I also mentioned above that a CLI flag needs to be set to have Loki insert
environment variables into the configuration file. This is the -config.expand-env=true
flag.
Finally, I’d like to point out the securityContext.fsGroup
setting. I did not
have this setting in the beginning, which had the consequence that Loki threw
Permission denied
errors when trying to create a couple of directories during
startup. This configuration is always required when mounting PVCs, at least
Ceph PVCs.
I also had to setup a Service and an Ingress, as my Nomad Grafana instance will need to access Loki until I’ve moved it over to k8s as well. I only show the manifests here for completeness’ sake:
apiVersion: v1
kind: Service
metadata:
name: loki
labels:
{{- range $label, $value := .Values.commonLabels }}
{{ $label }}: {{ $value | quote }}
{{- end }}
spec:
type: ClusterIP
selector:
{{- range $label, $value := .Values.commonLabels }}
{{ $label }}: {{ $value | quote }}
{{- end }}
app: loki
ports:
- name: loki-http
port: {{ .Values.port }}
targetPort: loki-http
protocol: TCP
---
apiVersion: traefik.io/v1alpha1
kind: IngressRoute
metadata:
name: loki
annotations:
external-dns.alpha.kubernetes.io/hostname: "logs.example.com"
external-dns.alpha.kubernetes.io/target: "ingress.example.com"
spec:
entryPoints:
- secureweb
routes:
- kind: Rule
match: Host(`logs.example.com`)
services:
- kind: Service
name: loki
namespace: loki
port: loki-http
scheme: http
I’ve also configured a CiliumNetworkPolicy for the Namespace, which looks like this:
apiVersion: "cilium.io/v2"
kind: CiliumNetworkPolicy
metadata:
name: "loki"
labels:
{{- range $label, $value := .Values.commonLabels }}
{{ $label }}: {{ $value | quote }}
{{- end }}
spec:
endpointSelector: {}
ingress:
- fromEndpoints:
- {}
- matchLabels:
homelab/ingress: "true"
io.kubernetes.pod.namespace: traefik-ingress
- matchLabels:
io.kubernetes.pod.namespace: fluentd
app: fluentd
This also already contains the config for the later FluentD access.
FluentD setup
Next step down the logging stack is my FluentD instance. I’m using it in the role of a log aggregator. All logs produced in my Homelab ultimately end up here. I’ve kept all per-host log shippers as dumb as possible and do all log massaging and aggregation in FluentD. It has served me well in the past, since the days when I used Influx’ Telegraph, for a short while. It is highly efficient, serving all the syslogs and application logs from my entire setup with 105 MB of memory and 1.7% of the CPU. The only slightly weird thing is the configuration language, which has a decidedly XML character, showing the time it was initially implemented. 😉
I’m running FluentD as a singular instance, made available to my entire Homelab via a LoadBalancer type Service. It has to listen on a number of ports as well, for syslogs in both standard formats (RFC3164 and RFC5424) and TCP and UDP as well as forwarding from the Nomad and k8s cluster.

TASK INSTRUCTIONS —
Edit the Loki setup text: write it out again starting at the words "io.kubernetes.pod.namespace: traefik-ingress" and ending after "later FluentD access.", with "traefik-ingress" changed to "traefik-system". Nothing in the listing that comes after this matters here.

RECORDS SUPPLIED —
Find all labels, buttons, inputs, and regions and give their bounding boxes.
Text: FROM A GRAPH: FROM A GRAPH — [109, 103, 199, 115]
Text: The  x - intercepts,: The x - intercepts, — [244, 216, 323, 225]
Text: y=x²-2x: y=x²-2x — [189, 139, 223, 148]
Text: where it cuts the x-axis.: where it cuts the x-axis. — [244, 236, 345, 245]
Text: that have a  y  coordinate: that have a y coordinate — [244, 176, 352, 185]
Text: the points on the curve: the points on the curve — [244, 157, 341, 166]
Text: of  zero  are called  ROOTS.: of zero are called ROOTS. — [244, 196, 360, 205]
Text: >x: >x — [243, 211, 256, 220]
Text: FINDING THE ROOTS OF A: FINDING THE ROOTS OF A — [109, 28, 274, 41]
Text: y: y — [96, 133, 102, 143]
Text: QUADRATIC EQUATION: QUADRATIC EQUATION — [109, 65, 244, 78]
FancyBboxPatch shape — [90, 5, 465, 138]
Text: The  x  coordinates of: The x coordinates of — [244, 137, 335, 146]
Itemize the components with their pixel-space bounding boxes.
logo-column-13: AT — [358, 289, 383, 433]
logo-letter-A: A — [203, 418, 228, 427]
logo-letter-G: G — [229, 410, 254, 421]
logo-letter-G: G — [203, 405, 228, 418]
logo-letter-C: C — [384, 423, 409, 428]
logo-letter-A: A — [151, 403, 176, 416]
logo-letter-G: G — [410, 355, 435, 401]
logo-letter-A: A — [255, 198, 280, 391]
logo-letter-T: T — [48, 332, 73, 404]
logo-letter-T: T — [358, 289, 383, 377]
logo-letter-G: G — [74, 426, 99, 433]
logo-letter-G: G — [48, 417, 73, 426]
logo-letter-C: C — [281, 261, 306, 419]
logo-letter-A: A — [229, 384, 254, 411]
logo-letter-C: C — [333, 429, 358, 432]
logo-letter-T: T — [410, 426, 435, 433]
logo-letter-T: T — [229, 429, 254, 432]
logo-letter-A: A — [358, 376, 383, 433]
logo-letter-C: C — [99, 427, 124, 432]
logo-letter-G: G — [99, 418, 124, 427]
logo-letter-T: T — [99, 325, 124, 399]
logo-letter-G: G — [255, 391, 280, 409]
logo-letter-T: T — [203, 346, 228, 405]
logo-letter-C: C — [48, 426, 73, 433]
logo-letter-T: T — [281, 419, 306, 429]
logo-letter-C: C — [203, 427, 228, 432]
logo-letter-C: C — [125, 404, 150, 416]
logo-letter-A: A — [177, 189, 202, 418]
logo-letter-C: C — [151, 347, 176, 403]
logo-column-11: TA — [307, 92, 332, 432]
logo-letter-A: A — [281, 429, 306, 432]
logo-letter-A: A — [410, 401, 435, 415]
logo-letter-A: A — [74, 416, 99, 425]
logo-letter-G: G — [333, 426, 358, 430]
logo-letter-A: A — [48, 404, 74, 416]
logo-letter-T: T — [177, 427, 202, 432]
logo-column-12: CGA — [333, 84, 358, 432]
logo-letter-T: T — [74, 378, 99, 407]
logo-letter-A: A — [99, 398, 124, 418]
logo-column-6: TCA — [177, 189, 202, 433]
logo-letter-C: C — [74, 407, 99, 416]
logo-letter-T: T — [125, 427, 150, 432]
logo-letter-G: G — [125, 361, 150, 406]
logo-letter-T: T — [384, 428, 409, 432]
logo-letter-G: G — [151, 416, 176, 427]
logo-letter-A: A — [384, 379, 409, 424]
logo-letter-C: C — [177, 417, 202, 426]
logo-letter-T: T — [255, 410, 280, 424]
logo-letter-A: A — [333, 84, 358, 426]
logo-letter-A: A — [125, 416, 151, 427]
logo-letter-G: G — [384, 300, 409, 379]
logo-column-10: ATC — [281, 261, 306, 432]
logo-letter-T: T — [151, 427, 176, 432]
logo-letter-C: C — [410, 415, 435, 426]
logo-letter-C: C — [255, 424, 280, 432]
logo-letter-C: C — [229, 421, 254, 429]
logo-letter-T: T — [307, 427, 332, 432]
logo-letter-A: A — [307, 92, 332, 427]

FINAL RESULT —
io.kubernetes.pod.namespace: traefik-system
- matchLabels:
io.kubernetes.pod.namespace: fluentd
app: fluentd
This also already contains the config for the later FluentD access.